Retype all of the data exactly as given.

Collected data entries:
↓

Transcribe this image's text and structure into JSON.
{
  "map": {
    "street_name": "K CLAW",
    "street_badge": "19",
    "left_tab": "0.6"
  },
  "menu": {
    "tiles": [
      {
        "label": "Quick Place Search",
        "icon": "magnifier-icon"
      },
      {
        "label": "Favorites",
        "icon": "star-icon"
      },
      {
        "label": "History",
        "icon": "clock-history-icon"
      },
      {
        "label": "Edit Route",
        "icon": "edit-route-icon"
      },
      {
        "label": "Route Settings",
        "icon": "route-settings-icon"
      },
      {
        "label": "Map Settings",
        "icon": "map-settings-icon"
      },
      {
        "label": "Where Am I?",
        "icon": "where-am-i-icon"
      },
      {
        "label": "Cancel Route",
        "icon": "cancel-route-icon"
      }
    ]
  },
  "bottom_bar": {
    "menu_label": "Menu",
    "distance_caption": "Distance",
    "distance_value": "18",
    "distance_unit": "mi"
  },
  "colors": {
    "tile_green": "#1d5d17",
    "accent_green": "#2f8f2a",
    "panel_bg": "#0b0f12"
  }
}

↑

Written answer |
Transcribe this image's text and structure into JSON.
{
  "map": {
    "street_name": "K CLAW",
    "street_badge": "19",
    "left_tab": "0.6"
  },
  "menu": {
    "tiles": [
      {
        "label": "Quick Place Search",
        "icon": "magnifier-icon"
      },
      {
        "label": "Favorites",
        "icon": "star-icon"
      },
      {
        "label": "History",
        "icon": "clock-history-icon"
      },
      {
        "label": "Edit Route",
        "icon": "edit-route-icon"
      },
      {
        "label": "Route Settings",
        "icon": "route-settings-icon"
      },
      {
        "label": "Map Settings",
        "icon": "map-settings-icon"
      },
      {
        "label": "Where Am I?",
        "icon": "where-am-i-icon"
      },
      {
        "label": "Cancel Route",
        "icon": "cancel-route-icon"
      }
    ]
  },
  "bottom_bar": {
    "menu_label": "Menu",
    "distance_caption": "Distance",
    "distance_value": "18",
    "distance_unit": "mi"
  },
  "colors": {
    "tile_green": "#1d5d17",
    "accent_green": "#2f8f2a",
    "panel_bg": "#0b0f12"
  }
}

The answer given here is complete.